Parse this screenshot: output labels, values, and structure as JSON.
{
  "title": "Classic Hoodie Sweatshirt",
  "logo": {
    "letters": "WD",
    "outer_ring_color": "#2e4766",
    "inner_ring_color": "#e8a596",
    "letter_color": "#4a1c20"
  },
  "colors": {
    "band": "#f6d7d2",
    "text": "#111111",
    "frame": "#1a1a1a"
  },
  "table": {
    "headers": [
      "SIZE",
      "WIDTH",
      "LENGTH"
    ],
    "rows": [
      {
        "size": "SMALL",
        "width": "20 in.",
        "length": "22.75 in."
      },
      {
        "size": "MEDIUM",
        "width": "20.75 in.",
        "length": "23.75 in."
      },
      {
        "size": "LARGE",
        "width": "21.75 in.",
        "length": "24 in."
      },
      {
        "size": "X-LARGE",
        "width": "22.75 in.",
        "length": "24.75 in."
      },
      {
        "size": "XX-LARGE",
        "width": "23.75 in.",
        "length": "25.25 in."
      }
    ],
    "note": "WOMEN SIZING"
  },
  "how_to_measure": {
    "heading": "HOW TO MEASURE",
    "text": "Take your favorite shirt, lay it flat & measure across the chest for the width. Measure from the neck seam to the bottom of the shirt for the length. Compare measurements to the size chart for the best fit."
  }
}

• [WHAT YOU WILL DO]: Copy out every line of the listing that includes the string "LARGE".

• [RESPONSE BELOW]:
        "size": "LARGE",
        "size": "X-LARGE",
        "size": "XX-LARGE",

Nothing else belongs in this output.